Problem to work on:
Copy out every line that contains "remove".
___ Material for this task ___
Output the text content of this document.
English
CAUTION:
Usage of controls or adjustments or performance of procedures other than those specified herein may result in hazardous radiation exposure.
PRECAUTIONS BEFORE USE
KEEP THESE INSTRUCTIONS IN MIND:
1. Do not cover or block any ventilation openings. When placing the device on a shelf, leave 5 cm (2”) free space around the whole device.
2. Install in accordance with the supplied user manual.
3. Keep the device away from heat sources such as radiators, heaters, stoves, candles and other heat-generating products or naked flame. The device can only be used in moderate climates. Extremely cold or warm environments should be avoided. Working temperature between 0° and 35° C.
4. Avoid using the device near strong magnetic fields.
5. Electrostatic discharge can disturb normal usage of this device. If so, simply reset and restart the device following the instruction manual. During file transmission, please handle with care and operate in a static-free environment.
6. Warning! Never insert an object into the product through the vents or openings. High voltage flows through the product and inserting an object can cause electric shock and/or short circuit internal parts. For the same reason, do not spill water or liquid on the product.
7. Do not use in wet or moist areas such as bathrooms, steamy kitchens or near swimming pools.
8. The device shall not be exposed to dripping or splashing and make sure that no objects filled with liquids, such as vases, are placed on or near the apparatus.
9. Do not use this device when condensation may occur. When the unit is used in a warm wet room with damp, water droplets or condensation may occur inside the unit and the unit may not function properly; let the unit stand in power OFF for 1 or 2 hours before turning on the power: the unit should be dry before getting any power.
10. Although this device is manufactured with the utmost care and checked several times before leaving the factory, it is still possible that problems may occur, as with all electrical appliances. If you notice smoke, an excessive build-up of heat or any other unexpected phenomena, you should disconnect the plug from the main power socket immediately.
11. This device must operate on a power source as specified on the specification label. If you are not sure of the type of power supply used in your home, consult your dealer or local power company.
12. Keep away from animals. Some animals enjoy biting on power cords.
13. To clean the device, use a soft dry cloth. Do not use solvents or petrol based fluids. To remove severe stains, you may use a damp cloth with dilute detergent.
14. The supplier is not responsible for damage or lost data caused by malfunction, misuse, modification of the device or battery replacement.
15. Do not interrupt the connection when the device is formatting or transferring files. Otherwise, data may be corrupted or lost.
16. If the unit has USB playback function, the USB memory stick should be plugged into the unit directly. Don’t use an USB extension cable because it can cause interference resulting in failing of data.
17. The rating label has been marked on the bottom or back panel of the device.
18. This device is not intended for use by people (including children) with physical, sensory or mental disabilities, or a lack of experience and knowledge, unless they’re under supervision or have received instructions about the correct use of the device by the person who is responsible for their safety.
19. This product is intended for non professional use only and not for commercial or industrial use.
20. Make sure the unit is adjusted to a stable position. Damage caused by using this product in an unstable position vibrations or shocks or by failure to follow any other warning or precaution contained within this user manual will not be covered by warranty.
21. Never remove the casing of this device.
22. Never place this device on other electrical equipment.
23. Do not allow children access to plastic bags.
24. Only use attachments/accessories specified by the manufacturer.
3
___
Output of the exercise:
13. To clean the device, use a soft dry cloth. Do not use solvents or petrol based fluids. To remove severe stains, you may use a damp cloth with dilute detergent.
21. Never remove the casing of this device.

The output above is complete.